What you need to do: Each entry below is to be duplicated verbatim.

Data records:
━━━━━━━━━━━━━━━━━━━━━━━━━━━━━━

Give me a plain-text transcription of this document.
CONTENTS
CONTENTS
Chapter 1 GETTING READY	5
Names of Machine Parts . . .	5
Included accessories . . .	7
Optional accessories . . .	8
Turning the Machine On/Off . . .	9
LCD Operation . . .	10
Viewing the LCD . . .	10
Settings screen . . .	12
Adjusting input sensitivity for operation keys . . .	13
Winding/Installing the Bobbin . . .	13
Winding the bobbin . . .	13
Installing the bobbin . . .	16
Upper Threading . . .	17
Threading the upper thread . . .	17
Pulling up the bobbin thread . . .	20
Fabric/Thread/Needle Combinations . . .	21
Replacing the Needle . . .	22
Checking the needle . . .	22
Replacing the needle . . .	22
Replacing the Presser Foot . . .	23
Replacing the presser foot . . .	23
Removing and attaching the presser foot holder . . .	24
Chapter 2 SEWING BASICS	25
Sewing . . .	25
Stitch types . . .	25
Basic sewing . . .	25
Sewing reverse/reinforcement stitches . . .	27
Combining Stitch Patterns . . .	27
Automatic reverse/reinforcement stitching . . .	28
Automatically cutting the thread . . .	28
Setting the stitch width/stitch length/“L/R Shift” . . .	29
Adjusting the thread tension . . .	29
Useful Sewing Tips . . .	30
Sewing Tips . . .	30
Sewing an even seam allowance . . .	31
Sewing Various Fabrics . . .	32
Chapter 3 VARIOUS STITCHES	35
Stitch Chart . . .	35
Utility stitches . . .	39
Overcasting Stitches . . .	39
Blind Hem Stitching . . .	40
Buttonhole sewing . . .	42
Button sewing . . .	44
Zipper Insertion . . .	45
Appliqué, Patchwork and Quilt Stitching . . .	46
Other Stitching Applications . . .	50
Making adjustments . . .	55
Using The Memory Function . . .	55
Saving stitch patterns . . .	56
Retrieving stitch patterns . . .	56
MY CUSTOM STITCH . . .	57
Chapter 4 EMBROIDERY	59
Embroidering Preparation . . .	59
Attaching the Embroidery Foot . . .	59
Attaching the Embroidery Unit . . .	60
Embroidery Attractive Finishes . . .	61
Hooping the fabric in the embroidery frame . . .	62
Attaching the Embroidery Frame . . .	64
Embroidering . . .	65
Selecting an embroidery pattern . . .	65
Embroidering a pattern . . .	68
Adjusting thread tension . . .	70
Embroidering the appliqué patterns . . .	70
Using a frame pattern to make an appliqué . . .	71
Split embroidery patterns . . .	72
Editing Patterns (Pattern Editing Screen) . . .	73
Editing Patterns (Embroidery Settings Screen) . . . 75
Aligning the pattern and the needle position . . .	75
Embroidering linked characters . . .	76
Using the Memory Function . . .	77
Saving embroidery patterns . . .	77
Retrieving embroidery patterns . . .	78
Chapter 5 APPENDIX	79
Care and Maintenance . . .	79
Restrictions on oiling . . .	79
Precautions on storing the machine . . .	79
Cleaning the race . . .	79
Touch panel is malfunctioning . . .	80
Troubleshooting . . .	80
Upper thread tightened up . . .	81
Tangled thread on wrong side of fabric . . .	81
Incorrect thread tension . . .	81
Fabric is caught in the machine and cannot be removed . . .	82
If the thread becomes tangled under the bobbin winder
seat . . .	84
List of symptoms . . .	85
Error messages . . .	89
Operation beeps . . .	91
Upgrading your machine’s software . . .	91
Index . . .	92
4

━━━━━━━━━━━━━━━━━━━━━━━━━━━━━━

Written response:
Give me a plain-text transcription of this document.
CONTENTS
CONTENTS
Chapter 1 GETTING READY	5
Names of Machine Parts . . .	5
Included accessories . . .	7
Optional accessories . . .	8
Turning the Machine On/Off . . .	9
LCD Operation . . .	10
Viewing the LCD . . .	10
Settings screen . . .	12
Adjusting input sensitivity for operation keys . . .	13
Winding/Installing the Bobbin . . .	13
Winding the bobbin . . .	13
Installing the bobbin . . .	16
Upper Threading . . .	17
Threading the upper thread . . .	17
Pulling up the bobbin thread . . .	20
Fabric/Thread/Needle Combinations . . .	21
Replacing the Needle . . .	22
Checking the needle . . .	22
Replacing the needle . . .	22
Replacing the Presser Foot . . .	23
Replacing the presser foot . . .	23
Removing and attaching the presser foot holder . . .	24
Chapter 2 SEWING BASICS	25
Sewing . . .	25
Stitch types . . .	25
Basic sewing . . .	25
Sewing reverse/reinforcement stitches . . .	27
Combining Stitch Patterns . . .	27
Automatic reverse/reinforcement stitching . . .	28
Automatically cutting the thread . . .	28
Setting the stitch width/stitch length/“L/R Shift” . . .	29
Adjusting the thread tension . . .	29
Useful Sewing Tips . . .	30
Sewing Tips . . .	30
Sewing an even seam allowance . . .	31
Sewing Various Fabrics . . .	32
Chapter 3 VARIOUS STITCHES	35
Stitch Chart . . .	35
Utility stitches . . .	39
Overcasting Stitches . . .	39
Blind Hem Stitching . . .	40
Buttonhole sewing . . .	42
Button sewing . . .	44
Zipper Insertion . . .	45
Appliqué, Patchwork and Quilt Stitching . . .	46
Other Stitching Applications . . .	50
Making adjustments . . .	55
Using The Memory Function . . .	55
Saving stitch patterns . . .	56
Retrieving stitch patterns . . .	56
MY CUSTOM STITCH . . .	57
Chapter 4 EMBROIDERY	59
Embroidering Preparation . . .	59
Attaching the Embroidery Foot . . .	59
Attaching the Embroidery Unit . . .	60
Embroidery Attractive Finishes . . .	61
Hooping the fabric in the embroidery frame . . .	62
Attaching the Embroidery Frame . . .	64
Embroidering . . .	65
Selecting an embroidery pattern . . .	65
Embroidering a pattern . . .	68
Adjusting thread tension . . .	70
Embroidering the appliqué patterns . . .	70
Using a frame pattern to make an appliqué . . .	71
Split embroidery patterns . . .	72
Editing Patterns (Pattern Editing Screen) . . .	73
Editing Patterns (Embroidery Settings Screen) . . . 75
Aligning the pattern and the needle position . . .	75
Embroidering linked characters . . .	76
Using the Memory Function . . .	77
Saving embroidery patterns . . .	77
Retrieving embroidery patterns . . .	78
Chapter 5 APPENDIX	79
Care and Maintenance . . .	79
Restrictions on oiling . . .	79
Precautions on storing the machine . . .	79
Cleaning the race . . .	79
Touch panel is malfunctioning . . .	80
Troubleshooting . . .	80
Upper thread tightened up . . .	81
Tangled thread on wrong side of fabric . . .	81
Incorrect thread tension . . .	81
Fabric is caught in the machine and cannot be removed . . .	82
If the thread becomes tangled under the bobbin winder
seat . . .	84
List of symptoms . . .	85
Error messages . . .	89
Operation beeps . . .	91
Upgrading your machine’s software . . .	91
Index . . .	92
4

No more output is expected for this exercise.